**TASK STATEMENT**
Write out every entry precisely as given, leaving the pictures out.

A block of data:
______

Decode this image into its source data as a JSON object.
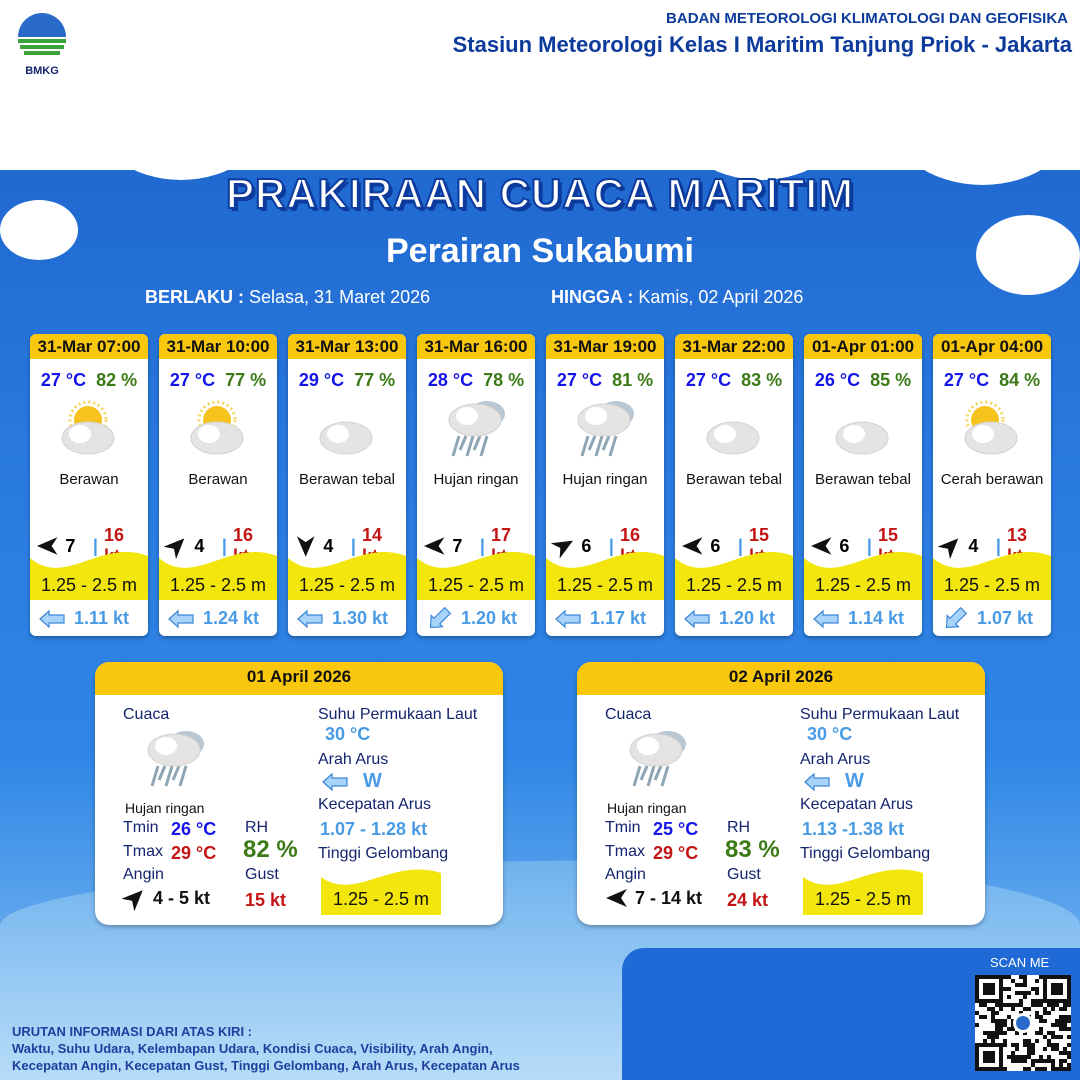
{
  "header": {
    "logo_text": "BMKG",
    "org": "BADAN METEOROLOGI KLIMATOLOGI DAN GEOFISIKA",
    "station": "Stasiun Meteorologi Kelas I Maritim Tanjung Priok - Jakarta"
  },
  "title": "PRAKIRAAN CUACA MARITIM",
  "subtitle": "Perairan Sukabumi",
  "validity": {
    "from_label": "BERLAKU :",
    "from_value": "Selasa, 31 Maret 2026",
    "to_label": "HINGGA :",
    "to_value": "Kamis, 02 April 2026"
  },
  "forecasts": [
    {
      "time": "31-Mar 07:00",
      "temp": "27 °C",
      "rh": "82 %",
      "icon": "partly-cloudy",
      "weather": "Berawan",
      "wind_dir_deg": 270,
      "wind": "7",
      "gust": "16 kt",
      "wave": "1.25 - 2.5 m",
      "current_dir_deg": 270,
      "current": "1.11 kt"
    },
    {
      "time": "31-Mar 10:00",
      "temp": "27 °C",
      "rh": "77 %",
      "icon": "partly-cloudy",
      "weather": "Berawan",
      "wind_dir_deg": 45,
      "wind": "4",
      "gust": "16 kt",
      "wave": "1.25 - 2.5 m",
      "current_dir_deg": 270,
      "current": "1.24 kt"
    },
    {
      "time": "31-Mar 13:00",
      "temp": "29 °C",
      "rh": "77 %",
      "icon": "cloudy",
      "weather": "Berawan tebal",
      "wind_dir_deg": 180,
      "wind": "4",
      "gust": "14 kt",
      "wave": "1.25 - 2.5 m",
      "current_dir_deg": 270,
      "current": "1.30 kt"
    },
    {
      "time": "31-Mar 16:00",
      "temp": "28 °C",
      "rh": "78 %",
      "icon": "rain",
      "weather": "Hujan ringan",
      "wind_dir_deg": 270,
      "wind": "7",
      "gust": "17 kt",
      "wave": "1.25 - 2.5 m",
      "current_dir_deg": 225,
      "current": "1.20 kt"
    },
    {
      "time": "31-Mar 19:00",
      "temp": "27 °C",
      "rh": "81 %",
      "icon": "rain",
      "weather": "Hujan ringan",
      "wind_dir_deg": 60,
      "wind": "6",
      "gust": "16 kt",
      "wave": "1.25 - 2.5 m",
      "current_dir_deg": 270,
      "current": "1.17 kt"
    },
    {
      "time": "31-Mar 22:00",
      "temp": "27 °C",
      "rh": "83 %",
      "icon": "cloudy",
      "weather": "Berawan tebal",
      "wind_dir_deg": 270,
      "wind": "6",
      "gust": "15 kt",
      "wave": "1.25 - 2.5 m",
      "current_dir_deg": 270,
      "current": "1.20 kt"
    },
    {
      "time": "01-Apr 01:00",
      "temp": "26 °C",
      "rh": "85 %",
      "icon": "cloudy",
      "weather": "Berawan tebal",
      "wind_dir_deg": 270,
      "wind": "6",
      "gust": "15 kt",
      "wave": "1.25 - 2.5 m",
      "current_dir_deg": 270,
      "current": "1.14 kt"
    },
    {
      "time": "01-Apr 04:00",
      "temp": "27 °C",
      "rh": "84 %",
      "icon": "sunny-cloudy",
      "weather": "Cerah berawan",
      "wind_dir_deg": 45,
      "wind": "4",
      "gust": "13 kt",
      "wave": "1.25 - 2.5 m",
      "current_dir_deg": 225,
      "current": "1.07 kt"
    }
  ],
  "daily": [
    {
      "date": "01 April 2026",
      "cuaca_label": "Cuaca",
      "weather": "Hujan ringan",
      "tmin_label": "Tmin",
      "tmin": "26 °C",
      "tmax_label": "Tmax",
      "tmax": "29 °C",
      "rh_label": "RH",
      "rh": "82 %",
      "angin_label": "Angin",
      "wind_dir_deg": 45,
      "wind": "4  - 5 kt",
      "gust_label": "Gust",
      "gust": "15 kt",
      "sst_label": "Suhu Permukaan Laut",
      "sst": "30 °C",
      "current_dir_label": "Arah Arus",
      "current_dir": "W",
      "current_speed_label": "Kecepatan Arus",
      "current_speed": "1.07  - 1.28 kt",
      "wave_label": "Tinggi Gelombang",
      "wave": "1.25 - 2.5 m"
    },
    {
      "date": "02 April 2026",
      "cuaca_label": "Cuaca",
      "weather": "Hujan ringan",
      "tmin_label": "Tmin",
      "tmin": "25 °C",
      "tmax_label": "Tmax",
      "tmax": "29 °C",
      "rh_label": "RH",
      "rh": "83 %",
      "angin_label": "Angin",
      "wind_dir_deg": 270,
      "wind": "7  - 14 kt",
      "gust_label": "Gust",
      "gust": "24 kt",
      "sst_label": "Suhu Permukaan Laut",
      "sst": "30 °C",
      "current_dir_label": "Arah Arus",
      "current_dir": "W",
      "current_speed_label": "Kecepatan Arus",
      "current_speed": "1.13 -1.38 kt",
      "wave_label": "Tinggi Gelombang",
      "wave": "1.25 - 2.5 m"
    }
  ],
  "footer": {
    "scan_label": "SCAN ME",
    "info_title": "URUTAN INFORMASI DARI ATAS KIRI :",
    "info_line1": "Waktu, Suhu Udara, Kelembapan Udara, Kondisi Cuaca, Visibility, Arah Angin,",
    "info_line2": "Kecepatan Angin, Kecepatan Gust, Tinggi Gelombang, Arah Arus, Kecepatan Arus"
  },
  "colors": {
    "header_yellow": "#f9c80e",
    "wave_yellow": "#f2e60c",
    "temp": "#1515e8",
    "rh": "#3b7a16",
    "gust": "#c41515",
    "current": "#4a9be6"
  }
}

______

**SOLUTION TO THIS PROBLEM**
Decode this image into its source data as a JSON object.
{
  "header": {
    "logo_text": "BMKG",
    "org": "BADAN METEOROLOGI KLIMATOLOGI DAN GEOFISIKA",
    "station": "Stasiun Meteorologi Kelas I Maritim Tanjung Priok - Jakarta"
  },
  "title": "PRAKIRAAN CUACA MARITIM",
  "subtitle": "Perairan Sukabumi",
  "validity": {
    "from_label": "BERLAKU :",
    "from_value": "Selasa, 31 Maret 2026",
    "to_label": "HINGGA :",
    "to_value": "Kamis, 02 April 2026"
  },
  "forecasts": [
    {
      "time": "31-Mar 07:00",
      "temp": "27 °C",
      "rh": "82 %",
      "icon": "partly-cloudy",
      "weather": "Berawan",
      "wind_dir_deg": 270,
      "wind": "7",
      "gust": "16 kt",
      "wave": "1.25 - 2.5 m",
      "current_dir_deg": 270,
      "current": "1.11 kt"
    },
    {
      "time": "31-Mar 10:00",
      "temp": "27 °C",
      "rh": "77 %",
      "icon": "partly-cloudy",
      "weather": "Berawan",
      "wind_dir_deg": 45,
      "wind": "4",
      "gust": "16 kt",
      "wave": "1.25 - 2.5 m",
      "current_dir_deg": 270,
      "current": "1.24 kt"
    },
    {
      "time": "31-Mar 13:00",
      "temp": "29 °C",
      "rh": "77 %",
      "icon": "cloudy",
      "weather": "Berawan tebal",
      "wind_dir_deg": 180,
      "wind": "4",
      "gust": "14 kt",
      "wave": "1.25 - 2.5 m",
      "current_dir_deg": 270,
      "current": "1.30 kt"
    },
    {
      "time": "31-Mar 16:00",
      "temp": "28 °C",
      "rh": "78 %",
      "icon": "rain",
      "weather": "Hujan ringan",
      "wind_dir_deg": 270,
      "wind": "7",
      "gust": "17 kt",
      "wave": "1.25 - 2.5 m",
      "current_dir_deg": 225,
      "current": "1.20 kt"
    },
    {
      "time": "31-Mar 19:00",
      "temp": "27 °C",
      "rh": "81 %",
      "icon": "rain",
      "weather": "Hujan ringan",
      "wind_dir_deg": 60,
      "wind": "6",
      "gust": "16 kt",
      "wave": "1.25 - 2.5 m",
      "current_dir_deg": 270,
      "current": "1.17 kt"
    },
    {
      "time": "31-Mar 22:00",
      "temp": "27 °C",
      "rh": "83 %",
      "icon": "cloudy",
      "weather": "Berawan tebal",
      "wind_dir_deg": 270,
      "wind": "6",
      "gust": "15 kt",
      "wave": "1.25 - 2.5 m",
      "current_dir_deg": 270,
      "current": "1.20 kt"
    },
    {
      "time": "01-Apr 01:00",
      "temp": "26 °C",
      "rh": "85 %",
      "icon": "cloudy",
      "weather": "Berawan tebal",
      "wind_dir_deg": 270,
      "wind": "6",
      "gust": "15 kt",
      "wave": "1.25 - 2.5 m",
      "current_dir_deg": 270,
      "current": "1.14 kt"
    },
    {
      "time": "01-Apr 04:00",
      "temp": "27 °C",
      "rh": "84 %",
      "icon": "sunny-cloudy",
      "weather": "Cerah berawan",
      "wind_dir_deg": 45,
      "wind": "4",
      "gust": "13 kt",
      "wave": "1.25 - 2.5 m",
      "current_dir_deg": 225,
      "current": "1.07 kt"
    }
  ],
  "daily": [
    {
      "date": "01 April 2026",
      "cuaca_label": "Cuaca",
      "weather": "Hujan ringan",
      "tmin_label": "Tmin",
      "tmin": "26 °C",
      "tmax_label": "Tmax",
      "tmax": "29 °C",
      "rh_label": "RH",
      "rh": "82 %",
      "angin_label": "Angin",
      "wind_dir_deg": 45,
      "wind": "4  - 5 kt",
      "gust_label": "Gust",
      "gust": "15 kt",
      "sst_label": "Suhu Permukaan Laut",
      "sst": "30 °C",
      "current_dir_label": "Arah Arus",
      "current_dir": "W",
      "current_speed_label": "Kecepatan Arus",
      "current_speed": "1.07  - 1.28 kt",
      "wave_label": "Tinggi Gelombang",
      "wave": "1.25 - 2.5 m"
    },
    {
      "date": "02 April 2026",
      "cuaca_label": "Cuaca",
      "weather": "Hujan ringan",
      "tmin_label": "Tmin",
      "tmin": "25 °C",
      "tmax_label": "Tmax",
      "tmax": "29 °C",
      "rh_label": "RH",
      "rh": "83 %",
      "angin_label": "Angin",
      "wind_dir_deg": 270,
      "wind": "7  - 14 kt",
      "gust_label": "Gust",
      "gust": "24 kt",
      "sst_label": "Suhu Permukaan Laut",
      "sst": "30 °C",
      "current_dir_label": "Arah Arus",
      "current_dir": "W",
      "current_speed_label": "Kecepatan Arus",
      "current_speed": "1.13 -1.38 kt",
      "wave_label": "Tinggi Gelombang",
      "wave": "1.25 - 2.5 m"
    }
  ],
  "footer": {
    "scan_label": "SCAN ME",
    "info_title": "URUTAN INFORMASI DARI ATAS KIRI :",
    "info_line1": "Waktu, Suhu Udara, Kelembapan Udara, Kondisi Cuaca, Visibility, Arah Angin,",
    "info_line2": "Kecepatan Angin, Kecepatan Gust, Tinggi Gelombang, Arah Arus, Kecepatan Arus"
  },
  "colors": {
    "header_yellow": "#f9c80e",
    "wave_yellow": "#f2e60c",
    "temp": "#1515e8",
    "rh": "#3b7a16",
    "gust": "#c41515",
    "current": "#4a9be6"
  }
}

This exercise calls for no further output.